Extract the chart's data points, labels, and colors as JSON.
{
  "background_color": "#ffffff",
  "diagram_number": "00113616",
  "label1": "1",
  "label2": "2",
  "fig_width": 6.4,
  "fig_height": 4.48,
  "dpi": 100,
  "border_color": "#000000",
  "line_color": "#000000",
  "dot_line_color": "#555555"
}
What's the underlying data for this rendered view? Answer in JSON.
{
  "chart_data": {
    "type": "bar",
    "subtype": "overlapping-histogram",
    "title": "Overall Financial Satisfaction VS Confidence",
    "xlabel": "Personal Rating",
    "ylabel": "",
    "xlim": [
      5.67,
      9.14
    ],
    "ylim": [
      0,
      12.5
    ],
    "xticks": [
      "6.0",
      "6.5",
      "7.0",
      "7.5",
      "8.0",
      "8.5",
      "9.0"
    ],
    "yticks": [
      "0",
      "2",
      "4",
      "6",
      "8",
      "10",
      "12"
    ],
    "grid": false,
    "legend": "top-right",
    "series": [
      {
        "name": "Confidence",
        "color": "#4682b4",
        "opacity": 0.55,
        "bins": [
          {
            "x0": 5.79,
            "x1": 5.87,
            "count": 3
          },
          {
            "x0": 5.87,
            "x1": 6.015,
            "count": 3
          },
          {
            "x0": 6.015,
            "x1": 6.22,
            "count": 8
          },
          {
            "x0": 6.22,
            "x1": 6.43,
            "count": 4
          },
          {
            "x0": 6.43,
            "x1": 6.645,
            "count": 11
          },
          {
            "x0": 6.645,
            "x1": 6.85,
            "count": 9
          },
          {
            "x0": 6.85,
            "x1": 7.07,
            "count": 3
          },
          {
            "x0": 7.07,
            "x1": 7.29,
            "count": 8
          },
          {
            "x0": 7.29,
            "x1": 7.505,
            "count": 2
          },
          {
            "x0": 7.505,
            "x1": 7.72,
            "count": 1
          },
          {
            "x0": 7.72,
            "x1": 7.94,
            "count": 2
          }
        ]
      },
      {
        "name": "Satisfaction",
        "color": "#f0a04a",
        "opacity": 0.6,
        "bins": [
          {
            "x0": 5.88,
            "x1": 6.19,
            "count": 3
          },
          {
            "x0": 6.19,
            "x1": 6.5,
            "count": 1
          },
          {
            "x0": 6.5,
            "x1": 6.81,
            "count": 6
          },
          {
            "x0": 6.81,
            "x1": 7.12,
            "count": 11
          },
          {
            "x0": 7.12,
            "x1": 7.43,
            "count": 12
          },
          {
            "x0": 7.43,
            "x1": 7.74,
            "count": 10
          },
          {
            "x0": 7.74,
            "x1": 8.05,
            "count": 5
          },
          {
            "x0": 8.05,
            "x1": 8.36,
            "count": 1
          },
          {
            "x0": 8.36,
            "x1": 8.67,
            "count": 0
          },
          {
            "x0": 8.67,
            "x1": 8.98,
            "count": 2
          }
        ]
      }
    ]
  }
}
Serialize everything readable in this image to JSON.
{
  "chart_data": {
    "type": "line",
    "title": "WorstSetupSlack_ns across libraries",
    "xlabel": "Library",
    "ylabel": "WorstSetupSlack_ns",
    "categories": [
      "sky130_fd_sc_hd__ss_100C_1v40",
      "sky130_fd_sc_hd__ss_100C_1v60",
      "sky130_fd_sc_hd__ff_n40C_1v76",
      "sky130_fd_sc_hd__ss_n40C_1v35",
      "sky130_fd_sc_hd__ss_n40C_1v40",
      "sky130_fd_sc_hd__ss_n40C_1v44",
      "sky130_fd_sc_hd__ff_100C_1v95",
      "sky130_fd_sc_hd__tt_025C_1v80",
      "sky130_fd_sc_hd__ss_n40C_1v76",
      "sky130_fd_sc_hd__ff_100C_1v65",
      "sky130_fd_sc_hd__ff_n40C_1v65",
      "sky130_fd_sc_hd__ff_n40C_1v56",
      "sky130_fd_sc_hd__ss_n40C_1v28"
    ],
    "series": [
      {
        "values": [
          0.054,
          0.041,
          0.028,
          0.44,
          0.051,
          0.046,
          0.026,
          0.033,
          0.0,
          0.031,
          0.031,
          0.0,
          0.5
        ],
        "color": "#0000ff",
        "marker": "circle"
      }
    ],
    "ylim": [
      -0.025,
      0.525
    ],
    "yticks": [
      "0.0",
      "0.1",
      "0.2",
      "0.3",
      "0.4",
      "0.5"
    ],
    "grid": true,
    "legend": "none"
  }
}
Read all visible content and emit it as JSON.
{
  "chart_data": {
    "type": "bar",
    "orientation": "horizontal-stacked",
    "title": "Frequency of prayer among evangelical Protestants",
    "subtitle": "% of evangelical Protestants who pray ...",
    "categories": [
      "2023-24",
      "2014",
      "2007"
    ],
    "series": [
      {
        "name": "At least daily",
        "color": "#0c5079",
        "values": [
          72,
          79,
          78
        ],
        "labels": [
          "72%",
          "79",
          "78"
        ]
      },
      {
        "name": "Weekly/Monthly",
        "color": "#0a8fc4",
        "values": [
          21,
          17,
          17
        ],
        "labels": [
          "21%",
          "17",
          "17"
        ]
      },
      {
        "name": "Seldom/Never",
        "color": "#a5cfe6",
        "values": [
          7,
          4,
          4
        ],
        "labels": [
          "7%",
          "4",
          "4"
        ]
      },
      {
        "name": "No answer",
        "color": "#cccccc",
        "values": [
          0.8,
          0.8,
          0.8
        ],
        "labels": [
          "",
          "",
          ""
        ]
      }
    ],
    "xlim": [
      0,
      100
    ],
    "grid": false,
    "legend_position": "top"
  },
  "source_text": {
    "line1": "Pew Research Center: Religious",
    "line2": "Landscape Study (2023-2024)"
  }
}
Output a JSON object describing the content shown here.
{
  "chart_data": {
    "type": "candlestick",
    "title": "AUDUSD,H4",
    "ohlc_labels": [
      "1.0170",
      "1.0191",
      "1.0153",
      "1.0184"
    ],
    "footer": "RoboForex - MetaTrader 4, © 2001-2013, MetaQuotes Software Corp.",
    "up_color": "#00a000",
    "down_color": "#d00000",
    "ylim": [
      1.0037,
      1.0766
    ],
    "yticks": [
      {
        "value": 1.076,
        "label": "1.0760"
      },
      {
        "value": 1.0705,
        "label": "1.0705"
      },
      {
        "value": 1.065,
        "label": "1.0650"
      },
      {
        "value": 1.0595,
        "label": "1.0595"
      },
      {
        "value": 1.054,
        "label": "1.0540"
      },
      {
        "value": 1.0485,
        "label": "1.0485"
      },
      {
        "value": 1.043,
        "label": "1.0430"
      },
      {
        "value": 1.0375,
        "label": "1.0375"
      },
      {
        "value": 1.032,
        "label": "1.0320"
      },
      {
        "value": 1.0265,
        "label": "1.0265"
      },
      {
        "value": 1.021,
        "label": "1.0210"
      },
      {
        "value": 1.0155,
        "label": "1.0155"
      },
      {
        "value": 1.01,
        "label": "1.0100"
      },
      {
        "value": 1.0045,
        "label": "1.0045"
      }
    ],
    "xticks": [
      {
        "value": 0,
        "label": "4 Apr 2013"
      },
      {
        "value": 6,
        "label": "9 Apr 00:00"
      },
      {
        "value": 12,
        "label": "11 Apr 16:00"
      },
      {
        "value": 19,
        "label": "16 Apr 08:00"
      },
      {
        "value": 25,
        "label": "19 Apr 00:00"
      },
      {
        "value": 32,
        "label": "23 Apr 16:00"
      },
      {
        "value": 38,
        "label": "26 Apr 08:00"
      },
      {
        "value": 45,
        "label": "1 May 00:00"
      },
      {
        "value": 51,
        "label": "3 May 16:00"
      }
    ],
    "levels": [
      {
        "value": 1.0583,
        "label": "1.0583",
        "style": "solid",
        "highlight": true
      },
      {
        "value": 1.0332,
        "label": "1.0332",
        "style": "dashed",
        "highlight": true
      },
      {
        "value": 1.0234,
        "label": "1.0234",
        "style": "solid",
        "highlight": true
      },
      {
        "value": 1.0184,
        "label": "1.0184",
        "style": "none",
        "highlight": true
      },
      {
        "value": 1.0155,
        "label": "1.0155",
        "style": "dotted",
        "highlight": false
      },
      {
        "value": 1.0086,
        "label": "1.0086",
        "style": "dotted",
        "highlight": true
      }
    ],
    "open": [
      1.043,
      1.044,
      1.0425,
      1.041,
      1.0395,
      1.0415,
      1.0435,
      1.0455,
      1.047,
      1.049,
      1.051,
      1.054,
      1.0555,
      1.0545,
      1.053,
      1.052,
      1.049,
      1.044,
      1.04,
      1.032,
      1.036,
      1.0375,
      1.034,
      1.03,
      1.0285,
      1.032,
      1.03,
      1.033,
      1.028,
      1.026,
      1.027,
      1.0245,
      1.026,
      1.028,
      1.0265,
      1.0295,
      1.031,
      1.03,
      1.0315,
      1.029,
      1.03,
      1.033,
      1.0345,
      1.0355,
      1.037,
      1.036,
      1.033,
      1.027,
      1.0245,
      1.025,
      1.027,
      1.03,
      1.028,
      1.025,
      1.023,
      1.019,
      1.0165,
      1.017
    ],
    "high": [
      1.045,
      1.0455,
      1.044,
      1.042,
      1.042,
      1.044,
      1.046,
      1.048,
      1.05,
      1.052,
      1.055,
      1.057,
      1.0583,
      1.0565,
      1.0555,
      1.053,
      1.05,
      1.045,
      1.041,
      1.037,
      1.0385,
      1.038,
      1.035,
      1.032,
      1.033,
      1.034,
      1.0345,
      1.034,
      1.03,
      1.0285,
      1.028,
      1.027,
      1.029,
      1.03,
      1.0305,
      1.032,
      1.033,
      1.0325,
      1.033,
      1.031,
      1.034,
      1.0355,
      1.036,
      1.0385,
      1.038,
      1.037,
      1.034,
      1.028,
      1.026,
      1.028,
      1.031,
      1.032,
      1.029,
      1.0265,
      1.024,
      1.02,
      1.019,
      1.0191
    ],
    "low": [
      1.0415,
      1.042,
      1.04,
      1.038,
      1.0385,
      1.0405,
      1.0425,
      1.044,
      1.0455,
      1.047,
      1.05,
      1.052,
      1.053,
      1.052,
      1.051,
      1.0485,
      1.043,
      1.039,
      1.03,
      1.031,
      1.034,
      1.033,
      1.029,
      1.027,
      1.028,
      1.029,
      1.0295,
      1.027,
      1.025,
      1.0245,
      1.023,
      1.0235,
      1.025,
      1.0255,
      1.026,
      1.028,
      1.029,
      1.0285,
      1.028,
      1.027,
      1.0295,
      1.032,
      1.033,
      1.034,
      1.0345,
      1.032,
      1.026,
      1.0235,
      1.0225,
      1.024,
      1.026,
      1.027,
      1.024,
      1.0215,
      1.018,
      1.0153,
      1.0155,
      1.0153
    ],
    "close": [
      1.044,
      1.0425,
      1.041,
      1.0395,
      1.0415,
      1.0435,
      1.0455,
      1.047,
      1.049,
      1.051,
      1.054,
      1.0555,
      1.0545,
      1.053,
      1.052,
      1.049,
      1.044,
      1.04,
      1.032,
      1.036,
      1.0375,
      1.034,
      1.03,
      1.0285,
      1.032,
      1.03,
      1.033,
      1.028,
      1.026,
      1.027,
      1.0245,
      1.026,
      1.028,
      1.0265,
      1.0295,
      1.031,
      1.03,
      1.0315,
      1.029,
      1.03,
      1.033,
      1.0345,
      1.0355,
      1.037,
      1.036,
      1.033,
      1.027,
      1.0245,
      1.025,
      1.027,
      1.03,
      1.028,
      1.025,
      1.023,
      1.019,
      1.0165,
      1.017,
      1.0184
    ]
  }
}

_____

SET EXERCISE:
List all lines where "xlabel" occurs.

SOLVED PROBLEM:
    "xlabel": "Personal Rating",
    "xlabel": "Library",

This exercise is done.